§ **Requirements**:
Please count how many lines in the entries below contain the string "非陰虛組" and give only that number.

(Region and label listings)
..............................
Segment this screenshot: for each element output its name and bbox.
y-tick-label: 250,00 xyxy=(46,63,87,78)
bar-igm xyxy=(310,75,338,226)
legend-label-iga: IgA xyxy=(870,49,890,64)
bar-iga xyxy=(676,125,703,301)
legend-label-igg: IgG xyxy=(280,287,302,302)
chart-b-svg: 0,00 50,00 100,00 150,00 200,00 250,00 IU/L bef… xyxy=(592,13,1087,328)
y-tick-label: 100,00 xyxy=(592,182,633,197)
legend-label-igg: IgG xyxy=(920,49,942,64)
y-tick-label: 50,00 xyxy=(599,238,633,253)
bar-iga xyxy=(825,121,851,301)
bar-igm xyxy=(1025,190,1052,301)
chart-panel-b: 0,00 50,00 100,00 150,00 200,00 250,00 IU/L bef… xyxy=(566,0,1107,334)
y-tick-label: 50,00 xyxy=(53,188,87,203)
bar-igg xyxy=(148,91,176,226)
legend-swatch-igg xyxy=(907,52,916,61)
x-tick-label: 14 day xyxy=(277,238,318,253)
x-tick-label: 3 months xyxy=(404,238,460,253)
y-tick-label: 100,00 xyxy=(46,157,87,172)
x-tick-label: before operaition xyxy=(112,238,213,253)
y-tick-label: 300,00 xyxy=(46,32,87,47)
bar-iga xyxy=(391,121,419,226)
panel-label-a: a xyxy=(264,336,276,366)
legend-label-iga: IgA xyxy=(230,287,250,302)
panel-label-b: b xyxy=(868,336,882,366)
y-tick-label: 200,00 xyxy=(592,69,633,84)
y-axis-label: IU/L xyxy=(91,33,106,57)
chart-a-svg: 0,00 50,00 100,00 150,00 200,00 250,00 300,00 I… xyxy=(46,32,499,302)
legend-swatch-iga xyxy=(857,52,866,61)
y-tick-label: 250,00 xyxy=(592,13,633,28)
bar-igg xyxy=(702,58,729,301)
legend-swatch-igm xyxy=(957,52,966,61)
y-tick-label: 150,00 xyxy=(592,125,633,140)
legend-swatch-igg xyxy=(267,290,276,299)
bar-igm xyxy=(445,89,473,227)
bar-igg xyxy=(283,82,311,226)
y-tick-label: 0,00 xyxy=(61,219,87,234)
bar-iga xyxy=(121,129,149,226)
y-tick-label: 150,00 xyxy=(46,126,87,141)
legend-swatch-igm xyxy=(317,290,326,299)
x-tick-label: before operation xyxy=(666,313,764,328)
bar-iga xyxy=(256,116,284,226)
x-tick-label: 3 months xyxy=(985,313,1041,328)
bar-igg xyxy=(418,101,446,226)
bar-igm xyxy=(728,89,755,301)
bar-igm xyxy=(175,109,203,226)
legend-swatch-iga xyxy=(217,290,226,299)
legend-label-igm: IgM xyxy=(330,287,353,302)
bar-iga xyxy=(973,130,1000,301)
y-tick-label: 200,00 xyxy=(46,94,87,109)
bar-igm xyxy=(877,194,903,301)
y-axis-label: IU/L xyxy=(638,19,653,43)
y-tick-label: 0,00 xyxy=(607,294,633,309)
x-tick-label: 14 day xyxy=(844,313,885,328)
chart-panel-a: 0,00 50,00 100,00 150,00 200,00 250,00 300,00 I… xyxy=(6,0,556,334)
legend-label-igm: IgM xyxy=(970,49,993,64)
..............................
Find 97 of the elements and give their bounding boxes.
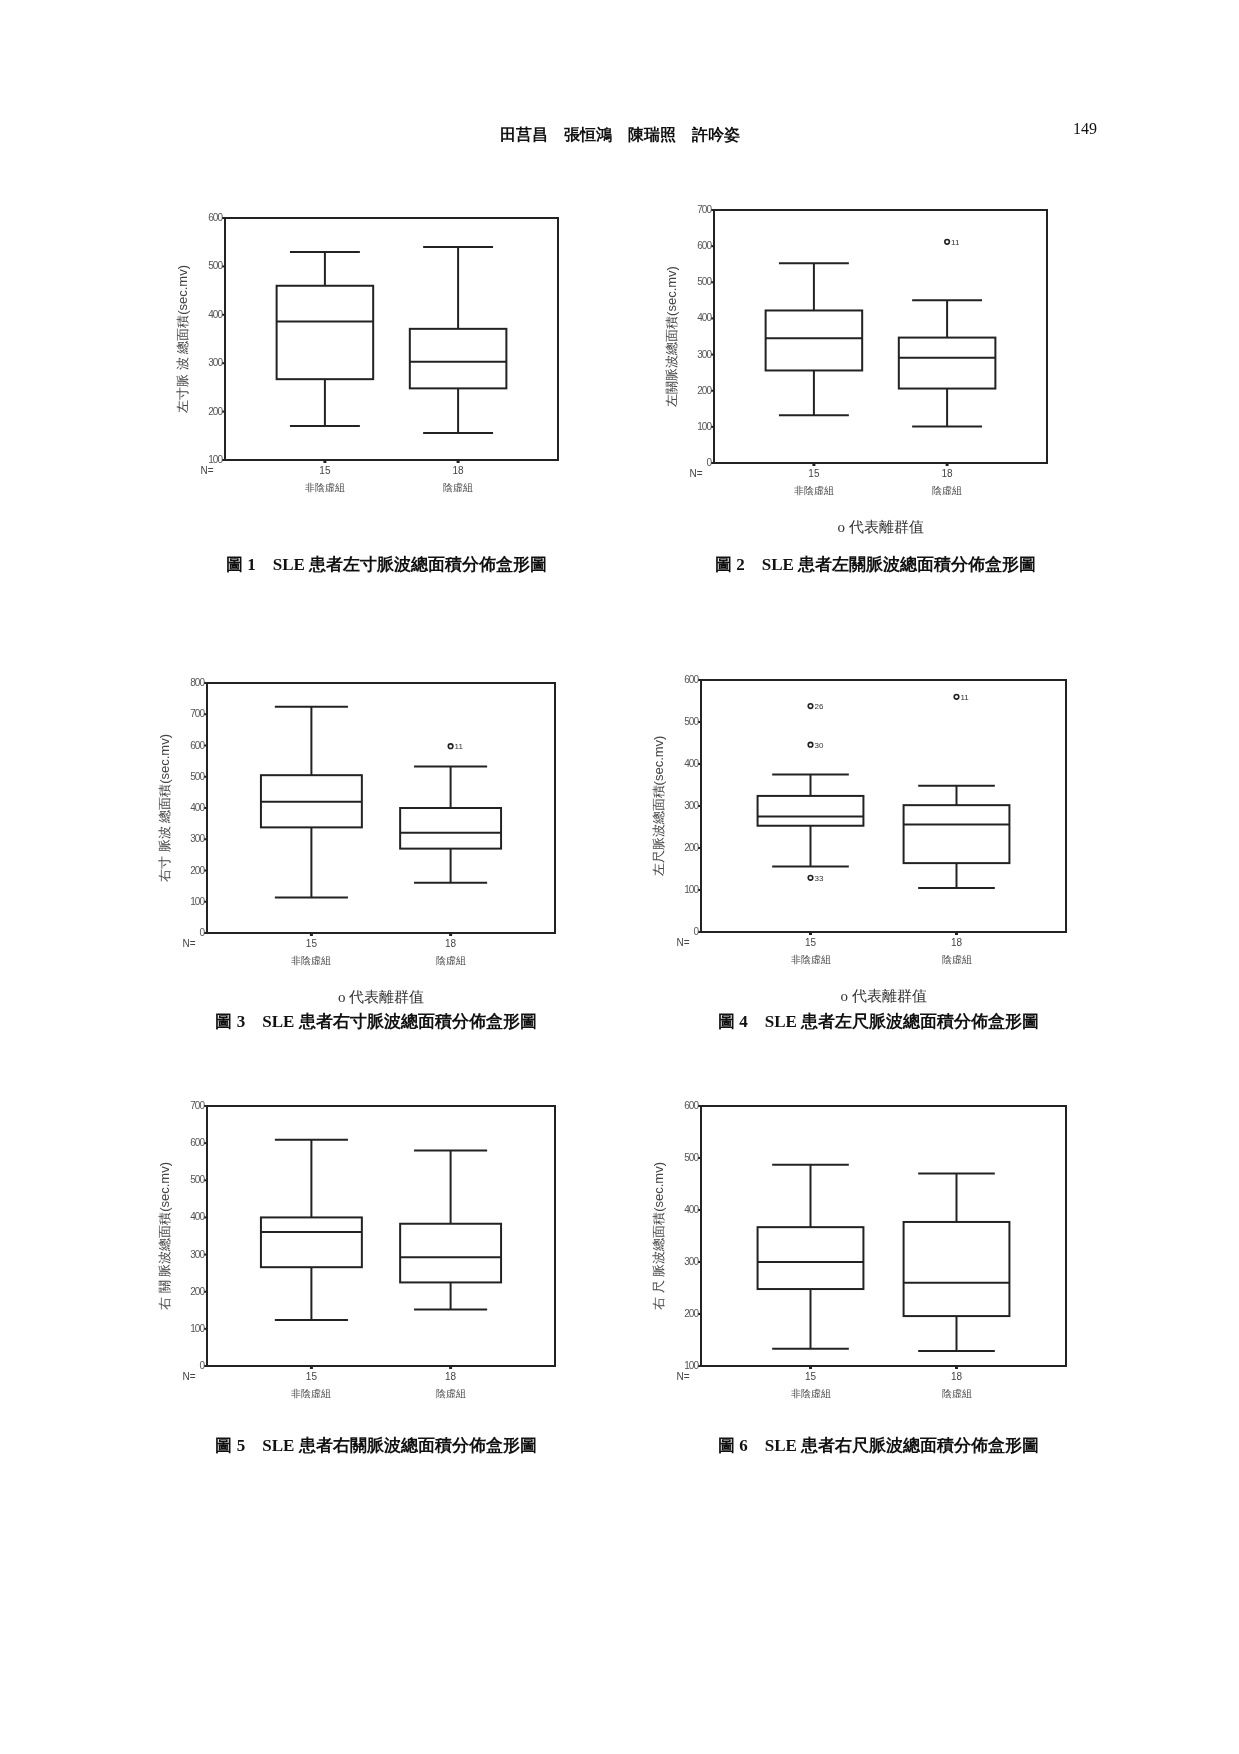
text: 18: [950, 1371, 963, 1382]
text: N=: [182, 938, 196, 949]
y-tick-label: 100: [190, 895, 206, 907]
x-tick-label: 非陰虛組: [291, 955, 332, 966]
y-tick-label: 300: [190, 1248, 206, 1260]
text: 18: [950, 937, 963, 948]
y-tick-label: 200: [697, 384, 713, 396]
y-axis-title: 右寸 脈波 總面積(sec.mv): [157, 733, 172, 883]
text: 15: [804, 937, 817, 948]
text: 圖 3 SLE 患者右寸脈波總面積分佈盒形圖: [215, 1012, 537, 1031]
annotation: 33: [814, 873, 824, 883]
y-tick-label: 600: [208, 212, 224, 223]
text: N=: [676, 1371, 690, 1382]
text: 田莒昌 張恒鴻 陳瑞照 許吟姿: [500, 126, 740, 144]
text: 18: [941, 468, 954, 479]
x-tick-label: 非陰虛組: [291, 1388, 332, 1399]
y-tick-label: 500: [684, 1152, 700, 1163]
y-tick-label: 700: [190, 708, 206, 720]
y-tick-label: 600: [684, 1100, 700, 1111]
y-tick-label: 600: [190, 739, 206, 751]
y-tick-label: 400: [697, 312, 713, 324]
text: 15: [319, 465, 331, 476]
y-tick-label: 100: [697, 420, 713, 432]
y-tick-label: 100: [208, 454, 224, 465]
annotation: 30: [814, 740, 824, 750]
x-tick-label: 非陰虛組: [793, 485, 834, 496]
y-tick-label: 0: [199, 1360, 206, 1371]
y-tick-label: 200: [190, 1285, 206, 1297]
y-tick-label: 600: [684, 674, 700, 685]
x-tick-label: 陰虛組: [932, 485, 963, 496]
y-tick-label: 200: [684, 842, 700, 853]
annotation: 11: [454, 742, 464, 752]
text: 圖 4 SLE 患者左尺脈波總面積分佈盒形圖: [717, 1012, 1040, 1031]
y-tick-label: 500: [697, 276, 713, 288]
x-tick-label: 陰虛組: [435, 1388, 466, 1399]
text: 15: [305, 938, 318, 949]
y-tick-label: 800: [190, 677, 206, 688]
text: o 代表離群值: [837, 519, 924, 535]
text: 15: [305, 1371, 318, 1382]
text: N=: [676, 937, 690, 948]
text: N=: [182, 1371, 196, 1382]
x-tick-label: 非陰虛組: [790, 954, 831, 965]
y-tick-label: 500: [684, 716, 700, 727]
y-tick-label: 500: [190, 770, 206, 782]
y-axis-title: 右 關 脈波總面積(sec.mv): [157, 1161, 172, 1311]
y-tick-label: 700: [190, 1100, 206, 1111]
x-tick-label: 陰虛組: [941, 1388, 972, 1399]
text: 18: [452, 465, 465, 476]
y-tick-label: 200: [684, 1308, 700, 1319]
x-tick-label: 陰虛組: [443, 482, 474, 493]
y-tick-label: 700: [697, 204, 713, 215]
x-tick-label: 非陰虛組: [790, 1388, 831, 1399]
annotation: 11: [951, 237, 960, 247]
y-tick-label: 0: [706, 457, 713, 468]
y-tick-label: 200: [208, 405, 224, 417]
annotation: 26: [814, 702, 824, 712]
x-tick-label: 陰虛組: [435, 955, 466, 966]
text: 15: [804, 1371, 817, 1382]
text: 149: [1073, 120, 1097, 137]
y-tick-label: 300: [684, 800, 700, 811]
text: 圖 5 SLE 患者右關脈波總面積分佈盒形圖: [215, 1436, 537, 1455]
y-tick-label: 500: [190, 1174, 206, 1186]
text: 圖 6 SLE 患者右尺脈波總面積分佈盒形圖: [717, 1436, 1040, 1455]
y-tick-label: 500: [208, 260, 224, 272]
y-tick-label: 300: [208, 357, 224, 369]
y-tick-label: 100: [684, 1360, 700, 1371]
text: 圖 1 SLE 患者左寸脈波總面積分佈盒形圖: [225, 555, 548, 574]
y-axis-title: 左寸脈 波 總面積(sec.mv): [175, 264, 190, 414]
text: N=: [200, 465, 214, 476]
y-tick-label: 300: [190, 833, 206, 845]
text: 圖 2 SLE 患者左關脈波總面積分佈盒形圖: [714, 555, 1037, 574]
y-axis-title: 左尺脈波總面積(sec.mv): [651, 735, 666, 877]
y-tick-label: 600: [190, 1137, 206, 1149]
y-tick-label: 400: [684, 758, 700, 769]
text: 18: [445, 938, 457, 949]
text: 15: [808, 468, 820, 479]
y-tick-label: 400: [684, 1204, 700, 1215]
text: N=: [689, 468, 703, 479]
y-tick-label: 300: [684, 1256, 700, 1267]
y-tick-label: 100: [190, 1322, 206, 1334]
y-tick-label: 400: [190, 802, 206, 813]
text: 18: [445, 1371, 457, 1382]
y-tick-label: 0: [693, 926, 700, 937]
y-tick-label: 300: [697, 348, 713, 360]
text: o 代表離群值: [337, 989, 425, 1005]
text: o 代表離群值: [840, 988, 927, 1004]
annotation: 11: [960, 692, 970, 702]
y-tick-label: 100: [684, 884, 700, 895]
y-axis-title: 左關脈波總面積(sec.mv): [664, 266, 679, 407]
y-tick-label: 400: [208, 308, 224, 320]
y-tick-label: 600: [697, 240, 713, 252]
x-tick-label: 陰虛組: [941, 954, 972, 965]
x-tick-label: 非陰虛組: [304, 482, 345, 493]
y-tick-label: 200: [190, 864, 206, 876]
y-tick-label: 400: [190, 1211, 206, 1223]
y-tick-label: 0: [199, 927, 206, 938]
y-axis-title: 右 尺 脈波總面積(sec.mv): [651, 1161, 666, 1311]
..............................
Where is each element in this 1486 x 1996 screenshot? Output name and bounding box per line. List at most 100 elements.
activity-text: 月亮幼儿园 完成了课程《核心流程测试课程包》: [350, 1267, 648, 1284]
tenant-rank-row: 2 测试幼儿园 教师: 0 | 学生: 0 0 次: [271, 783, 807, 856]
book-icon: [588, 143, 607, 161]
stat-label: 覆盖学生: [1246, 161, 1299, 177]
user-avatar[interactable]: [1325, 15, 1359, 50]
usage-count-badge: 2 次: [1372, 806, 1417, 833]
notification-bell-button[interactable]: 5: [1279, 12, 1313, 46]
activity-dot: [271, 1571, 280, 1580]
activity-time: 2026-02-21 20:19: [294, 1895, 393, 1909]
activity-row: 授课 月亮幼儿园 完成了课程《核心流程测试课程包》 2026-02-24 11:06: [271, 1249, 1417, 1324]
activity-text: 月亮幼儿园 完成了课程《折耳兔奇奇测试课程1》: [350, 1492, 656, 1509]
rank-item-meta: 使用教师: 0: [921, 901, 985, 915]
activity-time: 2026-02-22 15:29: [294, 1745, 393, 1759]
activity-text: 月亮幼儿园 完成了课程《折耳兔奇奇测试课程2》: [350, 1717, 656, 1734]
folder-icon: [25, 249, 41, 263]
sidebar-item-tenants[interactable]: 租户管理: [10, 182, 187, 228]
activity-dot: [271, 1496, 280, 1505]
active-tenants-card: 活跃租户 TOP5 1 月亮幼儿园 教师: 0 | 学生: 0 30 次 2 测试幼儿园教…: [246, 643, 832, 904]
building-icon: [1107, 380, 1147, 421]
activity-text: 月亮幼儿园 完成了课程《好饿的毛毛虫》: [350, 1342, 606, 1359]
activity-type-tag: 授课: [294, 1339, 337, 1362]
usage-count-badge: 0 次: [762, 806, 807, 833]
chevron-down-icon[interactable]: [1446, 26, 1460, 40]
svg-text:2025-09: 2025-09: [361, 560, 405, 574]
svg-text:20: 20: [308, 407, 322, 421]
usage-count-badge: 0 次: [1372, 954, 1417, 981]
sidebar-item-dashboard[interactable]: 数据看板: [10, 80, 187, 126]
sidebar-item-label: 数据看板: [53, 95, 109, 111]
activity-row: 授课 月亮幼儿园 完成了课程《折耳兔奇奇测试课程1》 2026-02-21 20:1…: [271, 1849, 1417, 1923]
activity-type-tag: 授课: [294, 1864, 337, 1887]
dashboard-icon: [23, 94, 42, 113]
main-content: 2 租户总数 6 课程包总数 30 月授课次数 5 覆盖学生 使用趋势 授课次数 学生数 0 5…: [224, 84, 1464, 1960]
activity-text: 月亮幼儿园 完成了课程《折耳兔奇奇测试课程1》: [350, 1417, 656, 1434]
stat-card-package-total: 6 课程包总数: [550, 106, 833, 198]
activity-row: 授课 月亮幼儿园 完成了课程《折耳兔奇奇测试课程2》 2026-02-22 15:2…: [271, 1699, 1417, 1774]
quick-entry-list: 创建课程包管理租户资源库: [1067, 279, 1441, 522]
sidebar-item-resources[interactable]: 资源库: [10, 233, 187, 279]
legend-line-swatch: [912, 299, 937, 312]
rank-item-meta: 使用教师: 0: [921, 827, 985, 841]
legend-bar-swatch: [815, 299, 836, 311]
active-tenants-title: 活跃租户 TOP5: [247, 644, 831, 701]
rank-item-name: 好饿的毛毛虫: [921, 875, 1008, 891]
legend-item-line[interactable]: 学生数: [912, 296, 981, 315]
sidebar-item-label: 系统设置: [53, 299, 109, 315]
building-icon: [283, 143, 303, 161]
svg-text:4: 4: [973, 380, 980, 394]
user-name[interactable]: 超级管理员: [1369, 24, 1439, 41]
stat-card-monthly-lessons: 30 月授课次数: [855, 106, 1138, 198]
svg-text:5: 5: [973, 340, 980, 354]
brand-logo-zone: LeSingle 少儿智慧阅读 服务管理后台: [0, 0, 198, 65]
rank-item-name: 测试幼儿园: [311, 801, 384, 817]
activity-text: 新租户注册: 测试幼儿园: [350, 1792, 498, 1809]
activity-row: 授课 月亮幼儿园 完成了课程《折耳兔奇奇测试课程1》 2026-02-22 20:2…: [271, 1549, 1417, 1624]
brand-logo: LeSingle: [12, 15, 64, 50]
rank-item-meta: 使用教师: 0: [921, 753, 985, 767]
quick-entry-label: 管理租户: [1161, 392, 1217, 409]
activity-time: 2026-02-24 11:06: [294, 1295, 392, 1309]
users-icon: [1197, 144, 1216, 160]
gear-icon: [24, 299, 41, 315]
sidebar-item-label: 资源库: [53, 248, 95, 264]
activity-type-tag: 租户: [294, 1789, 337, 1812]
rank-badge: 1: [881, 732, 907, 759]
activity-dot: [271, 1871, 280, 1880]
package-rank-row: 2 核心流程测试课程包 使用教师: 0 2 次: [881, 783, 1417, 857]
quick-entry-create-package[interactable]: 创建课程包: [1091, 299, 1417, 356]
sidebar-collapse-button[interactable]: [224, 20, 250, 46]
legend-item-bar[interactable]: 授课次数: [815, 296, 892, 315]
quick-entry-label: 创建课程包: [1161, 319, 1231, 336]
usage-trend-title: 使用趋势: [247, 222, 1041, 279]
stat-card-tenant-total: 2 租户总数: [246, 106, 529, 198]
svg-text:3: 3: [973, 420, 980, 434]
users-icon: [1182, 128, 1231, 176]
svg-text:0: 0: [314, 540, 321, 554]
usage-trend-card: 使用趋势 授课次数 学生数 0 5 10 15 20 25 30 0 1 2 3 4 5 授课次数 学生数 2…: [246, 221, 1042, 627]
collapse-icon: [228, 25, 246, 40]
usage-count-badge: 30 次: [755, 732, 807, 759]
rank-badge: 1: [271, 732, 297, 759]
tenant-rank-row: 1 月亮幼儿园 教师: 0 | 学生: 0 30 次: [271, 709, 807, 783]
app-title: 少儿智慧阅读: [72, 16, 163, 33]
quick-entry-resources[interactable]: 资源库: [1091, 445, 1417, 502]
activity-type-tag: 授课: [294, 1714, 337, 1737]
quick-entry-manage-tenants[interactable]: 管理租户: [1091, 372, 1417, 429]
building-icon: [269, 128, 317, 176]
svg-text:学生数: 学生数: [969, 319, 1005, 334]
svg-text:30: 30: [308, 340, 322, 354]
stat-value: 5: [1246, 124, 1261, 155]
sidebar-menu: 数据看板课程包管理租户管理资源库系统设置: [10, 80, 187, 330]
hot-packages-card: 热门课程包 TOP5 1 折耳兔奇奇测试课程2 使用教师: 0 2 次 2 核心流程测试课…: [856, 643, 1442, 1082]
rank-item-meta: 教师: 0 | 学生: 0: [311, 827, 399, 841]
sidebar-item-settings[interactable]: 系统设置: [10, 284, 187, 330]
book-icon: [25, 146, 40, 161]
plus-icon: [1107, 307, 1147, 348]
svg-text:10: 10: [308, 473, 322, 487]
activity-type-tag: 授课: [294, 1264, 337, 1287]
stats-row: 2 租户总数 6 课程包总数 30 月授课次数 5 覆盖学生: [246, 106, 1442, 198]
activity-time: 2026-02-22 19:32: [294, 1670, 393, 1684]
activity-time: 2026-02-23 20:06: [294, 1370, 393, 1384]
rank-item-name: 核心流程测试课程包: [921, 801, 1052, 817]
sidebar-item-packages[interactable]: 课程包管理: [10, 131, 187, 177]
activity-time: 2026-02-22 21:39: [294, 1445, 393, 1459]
..............................
§ **Result for this task**:
6